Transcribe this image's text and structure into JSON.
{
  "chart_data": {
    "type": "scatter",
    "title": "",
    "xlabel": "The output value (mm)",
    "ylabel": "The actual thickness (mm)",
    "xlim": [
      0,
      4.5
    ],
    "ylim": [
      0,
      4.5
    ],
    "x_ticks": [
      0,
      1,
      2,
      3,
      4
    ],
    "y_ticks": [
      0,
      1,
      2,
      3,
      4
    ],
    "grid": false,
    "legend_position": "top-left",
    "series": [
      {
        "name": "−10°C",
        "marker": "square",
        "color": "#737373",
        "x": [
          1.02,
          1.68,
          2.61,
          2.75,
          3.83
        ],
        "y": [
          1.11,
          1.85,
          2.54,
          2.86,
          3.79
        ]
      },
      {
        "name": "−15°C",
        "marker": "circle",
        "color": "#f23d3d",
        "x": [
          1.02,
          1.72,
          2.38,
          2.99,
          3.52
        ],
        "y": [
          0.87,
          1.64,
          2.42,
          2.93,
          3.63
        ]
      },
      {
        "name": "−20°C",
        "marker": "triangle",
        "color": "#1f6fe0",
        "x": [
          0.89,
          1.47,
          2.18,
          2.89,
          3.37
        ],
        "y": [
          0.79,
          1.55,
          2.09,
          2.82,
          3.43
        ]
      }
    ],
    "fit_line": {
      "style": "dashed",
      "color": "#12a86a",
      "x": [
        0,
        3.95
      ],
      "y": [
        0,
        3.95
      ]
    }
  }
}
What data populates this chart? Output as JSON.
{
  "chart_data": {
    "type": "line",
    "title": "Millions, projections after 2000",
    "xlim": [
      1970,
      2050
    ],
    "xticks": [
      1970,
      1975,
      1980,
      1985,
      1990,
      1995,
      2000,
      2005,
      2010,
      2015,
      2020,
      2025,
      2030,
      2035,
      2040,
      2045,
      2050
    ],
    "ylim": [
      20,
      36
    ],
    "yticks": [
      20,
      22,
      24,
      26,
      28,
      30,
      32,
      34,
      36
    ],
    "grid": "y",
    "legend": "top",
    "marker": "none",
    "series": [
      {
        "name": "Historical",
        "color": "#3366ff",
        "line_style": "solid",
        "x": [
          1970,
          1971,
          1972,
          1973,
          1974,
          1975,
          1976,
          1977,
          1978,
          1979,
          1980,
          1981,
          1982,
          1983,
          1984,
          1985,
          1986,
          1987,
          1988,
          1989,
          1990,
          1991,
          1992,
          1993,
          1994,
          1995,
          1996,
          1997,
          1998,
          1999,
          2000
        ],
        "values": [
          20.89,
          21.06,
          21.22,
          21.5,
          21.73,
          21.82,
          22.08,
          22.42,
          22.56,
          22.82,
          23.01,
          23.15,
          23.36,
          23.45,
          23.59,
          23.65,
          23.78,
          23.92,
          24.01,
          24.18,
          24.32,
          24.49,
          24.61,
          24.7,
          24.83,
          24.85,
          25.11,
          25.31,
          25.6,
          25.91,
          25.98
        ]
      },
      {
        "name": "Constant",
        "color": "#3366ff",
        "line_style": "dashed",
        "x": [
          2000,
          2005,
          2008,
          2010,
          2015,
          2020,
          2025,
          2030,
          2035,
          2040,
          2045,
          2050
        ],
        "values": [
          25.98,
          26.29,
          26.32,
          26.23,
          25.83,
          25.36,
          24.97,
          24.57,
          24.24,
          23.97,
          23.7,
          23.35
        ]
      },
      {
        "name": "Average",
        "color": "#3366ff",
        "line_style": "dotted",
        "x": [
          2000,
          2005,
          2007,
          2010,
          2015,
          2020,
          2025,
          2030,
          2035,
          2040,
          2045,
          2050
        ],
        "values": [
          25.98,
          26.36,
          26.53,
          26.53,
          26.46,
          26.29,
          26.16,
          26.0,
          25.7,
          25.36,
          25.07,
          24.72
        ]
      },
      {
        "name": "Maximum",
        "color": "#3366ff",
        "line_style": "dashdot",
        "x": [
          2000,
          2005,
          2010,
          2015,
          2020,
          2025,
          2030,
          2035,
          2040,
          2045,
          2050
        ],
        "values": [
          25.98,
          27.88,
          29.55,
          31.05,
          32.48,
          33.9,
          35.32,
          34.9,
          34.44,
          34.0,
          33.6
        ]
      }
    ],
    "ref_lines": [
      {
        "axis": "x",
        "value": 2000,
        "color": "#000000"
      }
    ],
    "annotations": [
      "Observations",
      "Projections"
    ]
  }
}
^^^^^^^^^^^^^^^^
■ BRIEF
Track down all lines above with the string "marker" and copy them.

■ THE COMPLETED TASK
        "marker": "square",
        "marker": "circle",
        "marker": "triangle",
    "marker": "none",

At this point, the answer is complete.